Do this:
Identify all lines of the data containing the string "until" and copy them.

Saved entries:
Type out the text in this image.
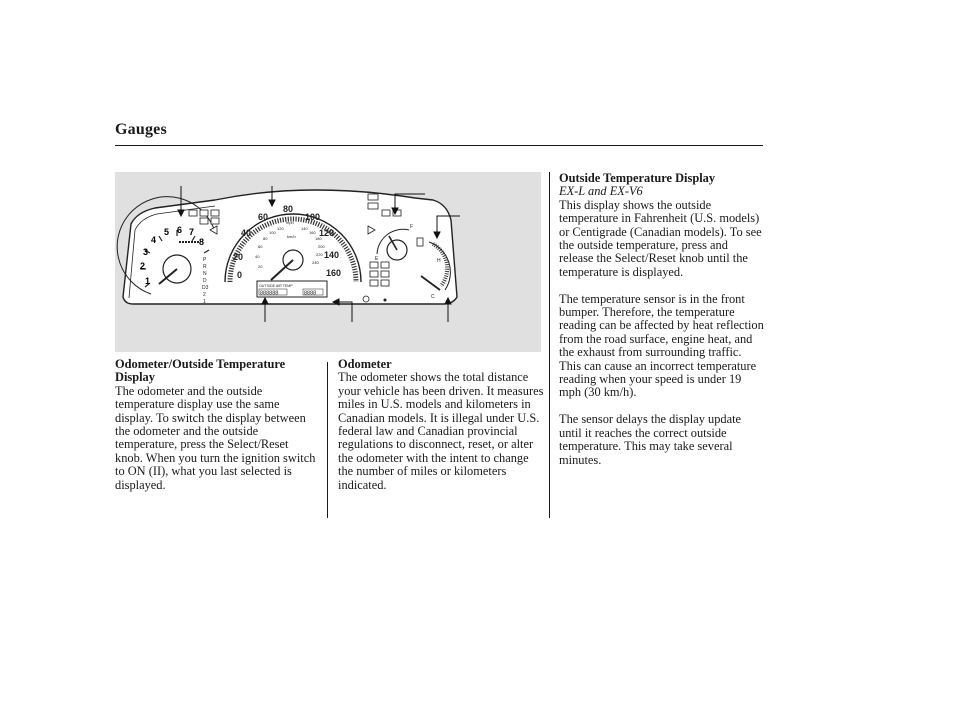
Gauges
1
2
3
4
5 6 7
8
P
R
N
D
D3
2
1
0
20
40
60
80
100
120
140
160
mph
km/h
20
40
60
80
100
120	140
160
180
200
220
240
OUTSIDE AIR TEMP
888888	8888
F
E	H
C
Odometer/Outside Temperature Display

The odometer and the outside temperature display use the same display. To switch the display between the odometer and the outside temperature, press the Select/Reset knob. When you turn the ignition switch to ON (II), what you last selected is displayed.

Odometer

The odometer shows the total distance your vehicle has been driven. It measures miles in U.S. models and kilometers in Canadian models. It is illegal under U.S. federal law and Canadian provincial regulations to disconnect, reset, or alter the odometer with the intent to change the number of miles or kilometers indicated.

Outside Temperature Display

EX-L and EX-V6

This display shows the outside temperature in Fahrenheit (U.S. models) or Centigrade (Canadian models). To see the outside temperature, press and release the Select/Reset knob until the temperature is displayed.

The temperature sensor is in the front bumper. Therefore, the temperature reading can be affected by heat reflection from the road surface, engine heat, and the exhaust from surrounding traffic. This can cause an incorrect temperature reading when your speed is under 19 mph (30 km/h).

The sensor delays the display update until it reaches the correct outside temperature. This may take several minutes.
--
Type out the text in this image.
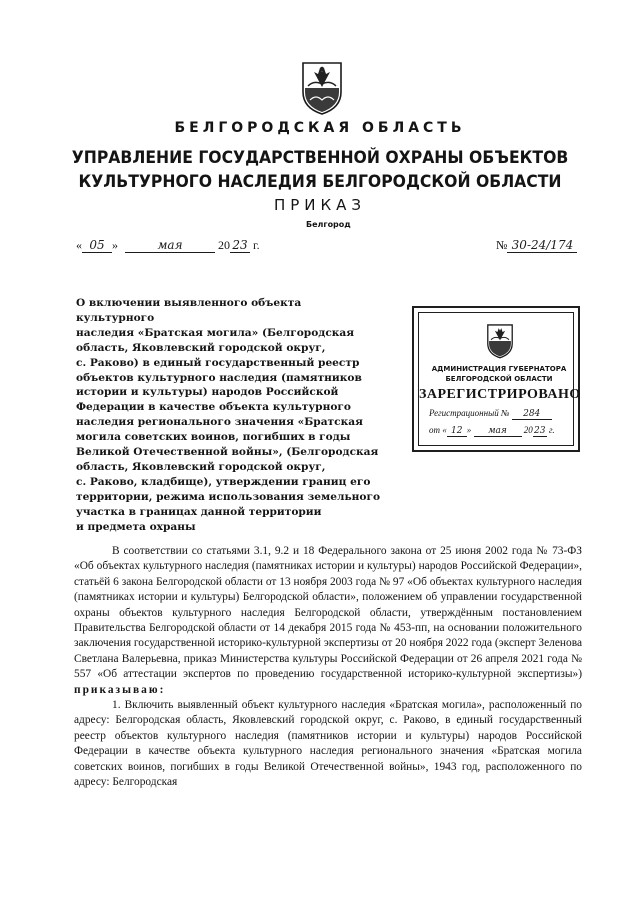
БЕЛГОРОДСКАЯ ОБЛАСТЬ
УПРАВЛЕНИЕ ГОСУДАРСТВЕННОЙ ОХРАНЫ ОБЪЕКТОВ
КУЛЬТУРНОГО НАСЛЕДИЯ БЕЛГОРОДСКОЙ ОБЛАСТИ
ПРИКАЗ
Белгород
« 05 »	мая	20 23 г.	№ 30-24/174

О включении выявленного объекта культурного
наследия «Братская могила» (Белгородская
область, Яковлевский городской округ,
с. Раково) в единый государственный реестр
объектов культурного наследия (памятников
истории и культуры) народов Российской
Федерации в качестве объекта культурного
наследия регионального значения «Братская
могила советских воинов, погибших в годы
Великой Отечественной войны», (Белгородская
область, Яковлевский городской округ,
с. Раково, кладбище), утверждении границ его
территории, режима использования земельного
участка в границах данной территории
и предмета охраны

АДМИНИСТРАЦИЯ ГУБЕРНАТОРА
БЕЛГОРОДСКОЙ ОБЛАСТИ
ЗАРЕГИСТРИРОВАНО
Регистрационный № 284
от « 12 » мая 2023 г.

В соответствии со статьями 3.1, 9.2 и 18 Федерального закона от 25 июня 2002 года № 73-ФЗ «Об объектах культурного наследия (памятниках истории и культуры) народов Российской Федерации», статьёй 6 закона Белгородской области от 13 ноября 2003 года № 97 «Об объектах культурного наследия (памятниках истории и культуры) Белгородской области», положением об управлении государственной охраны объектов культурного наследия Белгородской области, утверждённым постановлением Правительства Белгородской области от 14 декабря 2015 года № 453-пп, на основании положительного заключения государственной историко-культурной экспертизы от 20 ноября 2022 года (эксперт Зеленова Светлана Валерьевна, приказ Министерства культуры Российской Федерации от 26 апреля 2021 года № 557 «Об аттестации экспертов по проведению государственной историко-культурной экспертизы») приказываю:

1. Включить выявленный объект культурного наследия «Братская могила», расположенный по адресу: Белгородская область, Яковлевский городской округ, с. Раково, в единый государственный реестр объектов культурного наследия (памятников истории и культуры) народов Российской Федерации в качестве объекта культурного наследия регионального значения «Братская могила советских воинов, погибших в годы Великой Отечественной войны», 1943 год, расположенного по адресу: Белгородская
---
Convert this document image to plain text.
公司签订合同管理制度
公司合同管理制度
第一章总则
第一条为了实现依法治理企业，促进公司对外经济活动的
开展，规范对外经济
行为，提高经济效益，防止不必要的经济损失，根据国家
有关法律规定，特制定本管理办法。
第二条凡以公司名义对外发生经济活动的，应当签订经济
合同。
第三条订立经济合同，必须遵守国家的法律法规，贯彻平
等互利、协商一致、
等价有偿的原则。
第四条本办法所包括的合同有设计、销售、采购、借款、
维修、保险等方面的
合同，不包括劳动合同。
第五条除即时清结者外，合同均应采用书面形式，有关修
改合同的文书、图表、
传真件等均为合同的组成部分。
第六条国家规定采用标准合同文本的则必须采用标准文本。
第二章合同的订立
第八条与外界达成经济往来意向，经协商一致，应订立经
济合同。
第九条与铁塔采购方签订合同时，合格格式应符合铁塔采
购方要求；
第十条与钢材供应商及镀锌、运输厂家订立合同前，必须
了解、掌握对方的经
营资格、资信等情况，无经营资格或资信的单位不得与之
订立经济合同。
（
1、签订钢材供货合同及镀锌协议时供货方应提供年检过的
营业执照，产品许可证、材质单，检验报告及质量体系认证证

Expected answer:
This display shows the outside temperature in Fahrenheit (U.S. models) or Centigrade (Canadian models). To see the outside temperature, press and release the Select/Reset knob until the temperature is displayed.
The sensor delays the display update until it reaches the correct outside temperature. This may take several minutes.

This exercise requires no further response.